RECORDS FOR PROCESSING =
************

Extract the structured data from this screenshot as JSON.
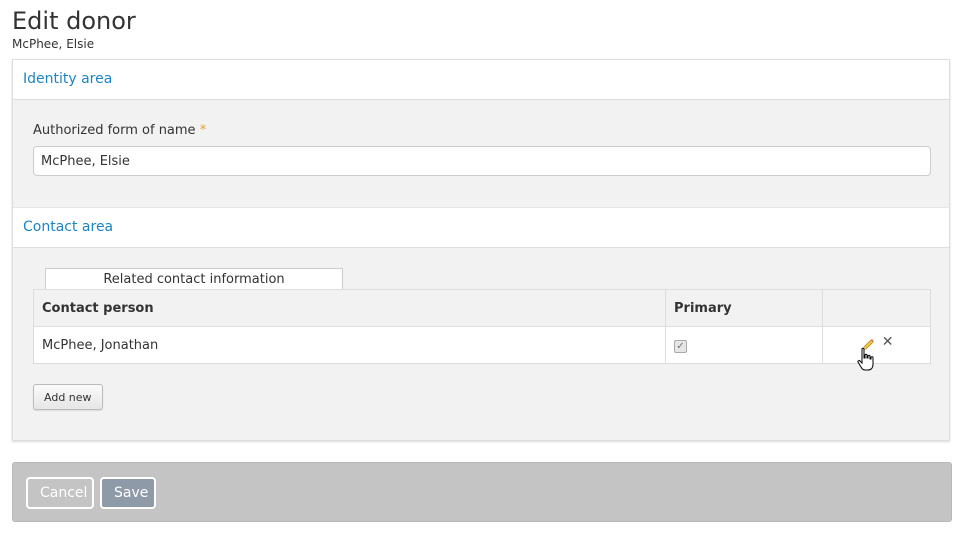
{
  "page": {
    "title": "Edit donor",
    "subtitle": "McPhee, Elsie"
  },
  "identity_area": {
    "header": "Identity area",
    "authorized_name_label": "Authorized form of name",
    "required_marker": "*",
    "authorized_name_value": "McPhee, Elsie"
  },
  "contact_area": {
    "header": "Contact area",
    "tab_label": "Related contact information",
    "table": {
      "columns": [
        "Contact person",
        "Primary",
        ""
      ],
      "rows": [
        {
          "contact_person": "McPhee, Jonathan",
          "primary": true,
          "primary_glyph": "✓"
        }
      ]
    },
    "add_new_label": "Add new"
  },
  "actions": {
    "cancel_label": "Cancel",
    "save_label": "Save"
  },
  "icons": {
    "edit": "pencil-icon",
    "delete": "close-icon",
    "cursor": "hand-pointer-cursor-icon"
  },
  "colors": {
    "link_blue": "#1c84c6",
    "required_orange": "#f0a030",
    "actions_bar_bg": "#c4c4c4",
    "save_button_bg": "#8e9aa8"
  }
}
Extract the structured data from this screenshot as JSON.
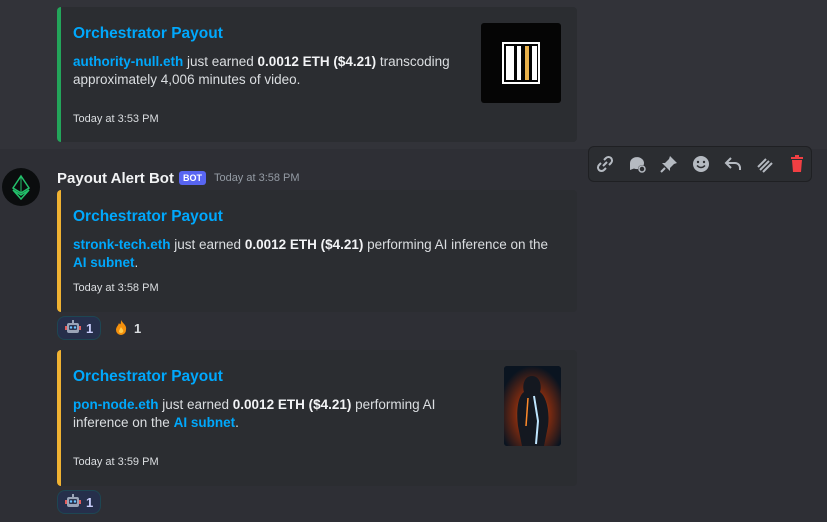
{
  "messages": [
    {
      "embed": {
        "title": "Orchestrator Payout",
        "node": "authority-null.eth",
        "earned_text": " just earned ",
        "amount": "0.0012 ETH ($4.21)",
        "activity": " transcoding",
        "detail": "approximately 4,006 minutes of video.",
        "time": "Today at 3:53 PM"
      }
    },
    {
      "author": {
        "name": "Payout Alert Bot",
        "tag": "BOT",
        "time": "Today at 3:58 PM"
      },
      "embed": {
        "title": "Orchestrator Payout",
        "node": "stronk-tech.eth",
        "earned_text": " just earned ",
        "amount": "0.0012 ETH ($4.21)",
        "activity": " performing AI inference on the",
        "link": "AI subnet",
        "period": ".",
        "time": "Today at 3:58 PM"
      },
      "reactions": [
        {
          "emoji": "robot",
          "count": "1"
        },
        {
          "emoji": "fire",
          "count": "1"
        }
      ]
    },
    {
      "embed": {
        "title": "Orchestrator Payout",
        "node": "pon-node.eth",
        "earned_text": " just earned ",
        "amount": "0.0012 ETH ($4.21)",
        "activity": " performing AI",
        "activity2": "inference on the ",
        "link": "AI subnet",
        "period": ".",
        "time": "Today at 3:59 PM"
      },
      "reactions": [
        {
          "emoji": "robot",
          "count": "1"
        }
      ]
    }
  ],
  "toolbar": [
    "link-icon",
    "thread-icon",
    "pin-icon",
    "emoji-icon",
    "reply-icon",
    "more-icon",
    "delete-icon"
  ],
  "colors": {
    "accent_link": "#00a8fc",
    "embed_green": "#23a55a",
    "embed_yellow": "#f0b232",
    "bot_tag": "#5865f2",
    "delete": "#f23f43"
  }
}
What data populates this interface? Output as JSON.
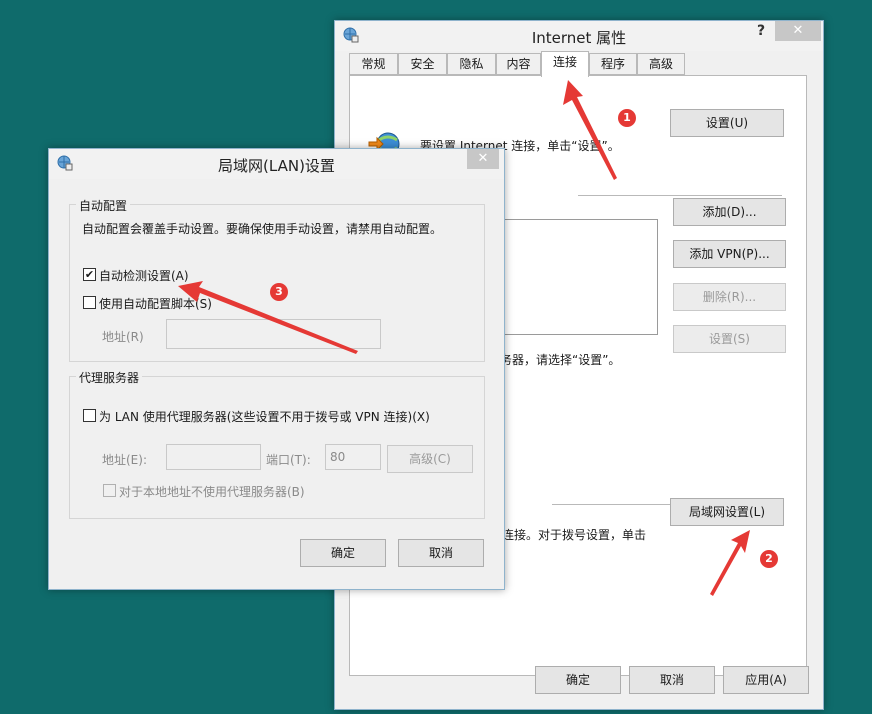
{
  "internet_props": {
    "title": "Internet 属性",
    "help": "?",
    "close": "✕",
    "tabs": [
      "常规",
      "安全",
      "隐私",
      "内容",
      "连接",
      "程序",
      "高级"
    ],
    "setup_text": "要设置 Internet 连接，单击“设置”。",
    "setup_button": "设置(U)",
    "add_button": "添加(D)...",
    "add_vpn_button": "添加 VPN(P)...",
    "delete_button": "删除(R)...",
    "settings_button": "设置(S)",
    "proxy_hint": "务器，请选择“设置”。",
    "lan_hint": "连接。对于拨号设置，单击",
    "lan_button": "局域网设置(L)",
    "ok": "确定",
    "cancel": "取消",
    "apply": "应用(A)"
  },
  "lan_dialog": {
    "title": "局域网(LAN)设置",
    "close": "✕",
    "auto_group_title": "自动配置",
    "auto_desc": "自动配置会覆盖手动设置。要确保使用手动设置，请禁用自动配置。",
    "auto_detect_label": "自动检测设置(A)",
    "auto_detect_checked": true,
    "auto_script_label": "使用自动配置脚本(S)",
    "address_label": "地址(R)",
    "proxy_group_title": "代理服务器",
    "proxy_use_label": "为 LAN 使用代理服务器(这些设置不用于拨号或 VPN 连接)(X)",
    "proxy_address_label": "地址(E):",
    "port_label": "端口(T):",
    "port_value": "80",
    "advanced_button": "高级(C)",
    "bypass_label": "对于本地地址不使用代理服务器(B)",
    "ok": "确定",
    "cancel": "取消"
  },
  "annotations": {
    "badge1": "1",
    "badge2": "2",
    "badge3": "3",
    "arrow_color": "#e53935"
  }
}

************

WHAT THE EXERCISE ASKS = Leave out the pictures and copy every record above exactly.

CORRECT RESPONSE =
Extract the structured data from this screenshot as JSON.
{
  "page": {
    "title": "Edit donor",
    "subtitle": "McPhee, Elsie"
  },
  "identity_area": {
    "header": "Identity area",
    "authorized_name_label": "Authorized form of name",
    "required_marker": "*",
    "authorized_name_value": "McPhee, Elsie"
  },
  "contact_area": {
    "header": "Contact area",
    "tab_label": "Related contact information",
    "table": {
      "columns": [
        "Contact person",
        "Primary",
        ""
      ],
      "rows": [
        {
          "contact_person": "McPhee, Jonathan",
          "primary": true,
          "primary_glyph": "✓"
        }
      ]
    },
    "add_new_label": "Add new"
  },
  "actions": {
    "cancel_label": "Cancel",
    "save_label": "Save"
  },
  "icons": {
    "edit": "pencil-icon",
    "delete": "close-icon",
    "cursor": "hand-pointer-cursor-icon"
  },
  "colors": {
    "link_blue": "#1c84c6",
    "required_orange": "#f0a030",
    "actions_bar_bg": "#c4c4c4",
    "save_button_bg": "#8e9aa8"
  }
}
Extract the structured data from this screenshot as JSON.
{
  "messages": [
    {
      "embed": {
        "title": "Orchestrator Payout",
        "node": "authority-null.eth",
        "earned_text": " just earned ",
        "amount": "0.0012 ETH ($4.21)",
        "activity": " transcoding",
        "detail": "approximately 4,006 minutes of video.",
        "time": "Today at 3:53 PM"
      }
    },
    {
      "author": {
        "name": "Payout Alert Bot",
        "tag": "BOT",
        "time": "Today at 3:58 PM"
      },
      "embed": {
        "title": "Orchestrator Payout",
        "node": "stronk-tech.eth",
        "earned_text": " just earned ",
        "amount": "0.0012 ETH ($4.21)",
        "activity": " performing AI inference on the",
        "link": "AI subnet",
        "period": ".",
        "time": "Today at 3:58 PM"
      },
      "reactions": [
        {
          "emoji": "robot",
          "count": "1"
        },
        {
          "emoji": "fire",
          "count": "1"
        }
      ]
    },
    {
      "embed": {
        "title": "Orchestrator Payout",
        "node": "pon-node.eth",
        "earned_text": " just earned ",
        "amount": "0.0012 ETH ($4.21)",
        "activity": " performing AI",
        "activity2": "inference on the ",
        "link": "AI subnet",
        "period": ".",
        "time": "Today at 3:59 PM"
      },
      "reactions": [
        {
          "emoji": "robot",
          "count": "1"
        }
      ]
    }
  ],
  "toolbar": [
    "link-icon",
    "thread-icon",
    "pin-icon",
    "emoji-icon",
    "reply-icon",
    "more-icon",
    "delete-icon"
  ],
  "colors": {
    "accent_link": "#00a8fc",
    "embed_green": "#23a55a",
    "embed_yellow": "#f0b232",
    "bot_tag": "#5865f2",
    "delete": "#f23f43"
  }
}
What data populates this interface? Output as JSON.
{
  "internet_props": {
    "title": "Internet 属性",
    "help": "?",
    "close": "✕",
    "tabs": [
      "常规",
      "安全",
      "隐私",
      "内容",
      "连接",
      "程序",
      "高级"
    ],
    "setup_text": "要设置 Internet 连接，单击“设置”。",
    "setup_button": "设置(U)",
    "add_button": "添加(D)...",
    "add_vpn_button": "添加 VPN(P)...",
    "delete_button": "删除(R)...",
    "settings_button": "设置(S)",
    "proxy_hint": "务器，请选择“设置”。",
    "lan_hint": "连接。对于拨号设置，单击",
    "lan_button": "局域网设置(L)",
    "ok": "确定",
    "cancel": "取消",
    "apply": "应用(A)"
  },
  "lan_dialog": {
    "title": "局域网(LAN)设置",
    "close": "✕",
    "auto_group_title": "自动配置",
    "auto_desc": "自动配置会覆盖手动设置。要确保使用手动设置，请禁用自动配置。",
    "auto_detect_label": "自动检测设置(A)",
    "auto_detect_checked": true,
    "auto_script_label": "使用自动配置脚本(S)",
    "address_label": "地址(R)",
    "proxy_group_title": "代理服务器",
    "proxy_use_label": "为 LAN 使用代理服务器(这些设置不用于拨号或 VPN 连接)(X)",
    "proxy_address_label": "地址(E):",
    "port_label": "端口(T):",
    "port_value": "80",
    "advanced_button": "高级(C)",
    "bypass_label": "对于本地地址不使用代理服务器(B)",
    "ok": "确定",
    "cancel": "取消"
  },
  "annotations": {
    "badge1": "1",
    "badge2": "2",
    "badge3": "3",
    "arrow_color": "#e53935"
  }
}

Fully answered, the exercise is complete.